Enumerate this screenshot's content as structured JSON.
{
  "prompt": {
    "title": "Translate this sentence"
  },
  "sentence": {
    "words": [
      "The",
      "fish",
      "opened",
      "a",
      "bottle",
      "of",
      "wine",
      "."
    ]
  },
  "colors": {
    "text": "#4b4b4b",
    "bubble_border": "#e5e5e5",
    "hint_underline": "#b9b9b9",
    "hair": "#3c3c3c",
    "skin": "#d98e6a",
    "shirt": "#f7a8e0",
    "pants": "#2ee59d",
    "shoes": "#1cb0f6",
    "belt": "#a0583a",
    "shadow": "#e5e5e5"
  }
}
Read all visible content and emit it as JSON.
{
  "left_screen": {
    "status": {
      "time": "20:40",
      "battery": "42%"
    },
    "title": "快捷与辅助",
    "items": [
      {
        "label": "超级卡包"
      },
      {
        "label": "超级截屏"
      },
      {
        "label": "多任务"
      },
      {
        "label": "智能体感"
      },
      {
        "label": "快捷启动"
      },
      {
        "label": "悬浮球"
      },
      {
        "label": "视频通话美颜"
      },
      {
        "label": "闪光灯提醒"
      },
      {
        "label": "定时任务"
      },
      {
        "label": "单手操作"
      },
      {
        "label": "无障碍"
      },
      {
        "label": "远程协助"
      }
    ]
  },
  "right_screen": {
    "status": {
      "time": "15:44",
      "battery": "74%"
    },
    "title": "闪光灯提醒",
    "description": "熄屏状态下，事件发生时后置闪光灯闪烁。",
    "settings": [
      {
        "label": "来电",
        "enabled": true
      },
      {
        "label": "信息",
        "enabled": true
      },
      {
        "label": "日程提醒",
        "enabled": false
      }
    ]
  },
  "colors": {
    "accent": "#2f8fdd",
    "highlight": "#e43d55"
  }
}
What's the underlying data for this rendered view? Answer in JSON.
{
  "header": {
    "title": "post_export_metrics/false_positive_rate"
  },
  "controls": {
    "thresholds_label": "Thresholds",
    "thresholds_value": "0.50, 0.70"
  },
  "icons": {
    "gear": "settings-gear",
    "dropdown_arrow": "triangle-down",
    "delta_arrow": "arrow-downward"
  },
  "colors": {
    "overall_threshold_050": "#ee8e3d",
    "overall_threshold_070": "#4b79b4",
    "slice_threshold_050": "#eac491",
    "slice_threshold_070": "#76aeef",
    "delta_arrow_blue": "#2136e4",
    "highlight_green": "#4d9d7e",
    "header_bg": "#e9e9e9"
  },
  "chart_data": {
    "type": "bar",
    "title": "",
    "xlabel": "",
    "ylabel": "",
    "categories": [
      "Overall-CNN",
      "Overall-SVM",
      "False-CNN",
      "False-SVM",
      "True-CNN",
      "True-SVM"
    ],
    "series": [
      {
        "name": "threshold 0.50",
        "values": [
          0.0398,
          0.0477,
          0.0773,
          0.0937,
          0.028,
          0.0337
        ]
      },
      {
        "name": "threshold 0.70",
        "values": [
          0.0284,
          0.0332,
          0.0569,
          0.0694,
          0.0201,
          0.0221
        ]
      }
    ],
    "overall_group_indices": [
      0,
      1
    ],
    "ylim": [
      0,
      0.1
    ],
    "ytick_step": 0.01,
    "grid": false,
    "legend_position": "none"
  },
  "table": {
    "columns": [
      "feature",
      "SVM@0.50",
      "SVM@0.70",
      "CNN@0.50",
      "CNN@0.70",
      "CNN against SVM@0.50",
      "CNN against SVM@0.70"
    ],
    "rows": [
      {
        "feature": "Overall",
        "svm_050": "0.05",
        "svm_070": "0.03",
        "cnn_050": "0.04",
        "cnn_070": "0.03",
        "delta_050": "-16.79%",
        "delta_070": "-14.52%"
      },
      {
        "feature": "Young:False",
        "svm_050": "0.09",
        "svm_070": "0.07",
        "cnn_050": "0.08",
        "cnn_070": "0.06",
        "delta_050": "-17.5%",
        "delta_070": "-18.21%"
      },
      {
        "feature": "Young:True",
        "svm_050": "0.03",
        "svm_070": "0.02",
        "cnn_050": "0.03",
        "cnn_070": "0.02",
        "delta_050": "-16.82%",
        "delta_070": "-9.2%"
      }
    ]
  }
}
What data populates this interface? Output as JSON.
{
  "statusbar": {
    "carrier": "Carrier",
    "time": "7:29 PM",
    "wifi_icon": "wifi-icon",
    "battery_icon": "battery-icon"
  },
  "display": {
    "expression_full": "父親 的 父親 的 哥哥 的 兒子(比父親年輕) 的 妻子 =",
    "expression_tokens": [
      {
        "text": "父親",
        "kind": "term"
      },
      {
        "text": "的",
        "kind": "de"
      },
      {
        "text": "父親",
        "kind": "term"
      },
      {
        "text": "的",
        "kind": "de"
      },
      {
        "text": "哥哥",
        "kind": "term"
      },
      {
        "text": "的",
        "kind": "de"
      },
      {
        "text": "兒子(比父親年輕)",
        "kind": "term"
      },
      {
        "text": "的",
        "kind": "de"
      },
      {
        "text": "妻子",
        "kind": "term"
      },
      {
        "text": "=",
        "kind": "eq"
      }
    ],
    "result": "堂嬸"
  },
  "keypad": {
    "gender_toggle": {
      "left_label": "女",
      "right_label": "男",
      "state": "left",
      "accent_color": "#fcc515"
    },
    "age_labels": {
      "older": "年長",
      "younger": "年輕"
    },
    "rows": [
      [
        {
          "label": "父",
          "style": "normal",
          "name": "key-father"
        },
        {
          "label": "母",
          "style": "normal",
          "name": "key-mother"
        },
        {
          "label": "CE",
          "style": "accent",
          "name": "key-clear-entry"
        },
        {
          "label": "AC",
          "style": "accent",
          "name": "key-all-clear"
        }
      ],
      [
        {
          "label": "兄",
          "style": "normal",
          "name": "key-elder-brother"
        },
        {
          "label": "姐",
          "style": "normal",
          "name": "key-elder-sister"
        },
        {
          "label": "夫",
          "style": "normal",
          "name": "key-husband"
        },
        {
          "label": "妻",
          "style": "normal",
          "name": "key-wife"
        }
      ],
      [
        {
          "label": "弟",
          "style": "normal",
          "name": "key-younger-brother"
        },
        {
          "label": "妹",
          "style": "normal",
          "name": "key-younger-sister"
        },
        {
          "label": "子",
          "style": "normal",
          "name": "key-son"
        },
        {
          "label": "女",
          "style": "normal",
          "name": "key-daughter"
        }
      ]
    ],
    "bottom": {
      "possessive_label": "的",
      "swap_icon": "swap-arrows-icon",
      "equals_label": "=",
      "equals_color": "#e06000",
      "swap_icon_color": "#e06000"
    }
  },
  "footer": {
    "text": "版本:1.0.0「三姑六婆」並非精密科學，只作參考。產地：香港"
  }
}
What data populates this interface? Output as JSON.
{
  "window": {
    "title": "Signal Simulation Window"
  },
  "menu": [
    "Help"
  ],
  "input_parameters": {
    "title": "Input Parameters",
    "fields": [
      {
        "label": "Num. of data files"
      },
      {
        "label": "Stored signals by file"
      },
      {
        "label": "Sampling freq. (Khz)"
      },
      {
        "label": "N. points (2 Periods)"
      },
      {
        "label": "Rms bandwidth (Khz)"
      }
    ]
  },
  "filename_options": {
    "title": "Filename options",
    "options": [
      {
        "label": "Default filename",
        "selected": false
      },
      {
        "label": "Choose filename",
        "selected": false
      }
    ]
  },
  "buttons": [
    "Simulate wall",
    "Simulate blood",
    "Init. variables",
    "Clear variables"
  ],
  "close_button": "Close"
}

§ STATED PROBLEM
Extract, from the material above, each line holding the word "brother".

§ RESULT FOR THIS TASK
          "name": "key-elder-brother"
          "name": "key-younger-brother"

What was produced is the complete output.